### Problem to work on
Pull each line holding the word "name" from the data.

=-=-=

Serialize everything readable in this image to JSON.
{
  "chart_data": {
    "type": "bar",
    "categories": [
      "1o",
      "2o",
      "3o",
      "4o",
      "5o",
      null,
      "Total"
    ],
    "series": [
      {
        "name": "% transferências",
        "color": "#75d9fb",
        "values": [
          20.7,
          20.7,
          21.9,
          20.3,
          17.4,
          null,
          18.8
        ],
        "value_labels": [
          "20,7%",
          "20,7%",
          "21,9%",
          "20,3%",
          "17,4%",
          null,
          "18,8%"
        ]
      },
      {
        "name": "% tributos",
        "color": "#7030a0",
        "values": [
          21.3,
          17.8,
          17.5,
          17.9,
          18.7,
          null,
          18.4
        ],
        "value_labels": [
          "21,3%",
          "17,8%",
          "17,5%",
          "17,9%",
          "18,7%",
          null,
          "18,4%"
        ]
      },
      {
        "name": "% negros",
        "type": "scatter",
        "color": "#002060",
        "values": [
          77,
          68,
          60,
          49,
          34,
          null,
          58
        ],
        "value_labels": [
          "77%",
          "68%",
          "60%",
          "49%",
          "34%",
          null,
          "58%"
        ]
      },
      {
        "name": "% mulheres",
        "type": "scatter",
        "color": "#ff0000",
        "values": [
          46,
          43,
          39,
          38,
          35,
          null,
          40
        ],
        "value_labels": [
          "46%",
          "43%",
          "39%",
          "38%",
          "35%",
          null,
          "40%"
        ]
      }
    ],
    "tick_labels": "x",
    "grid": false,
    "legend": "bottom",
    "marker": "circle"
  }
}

=-=-=

### Solution to this exercise
        "name": "% transferências",
        "name": "% tributos",
        "name": "% negros",
        "name": "% mulheres",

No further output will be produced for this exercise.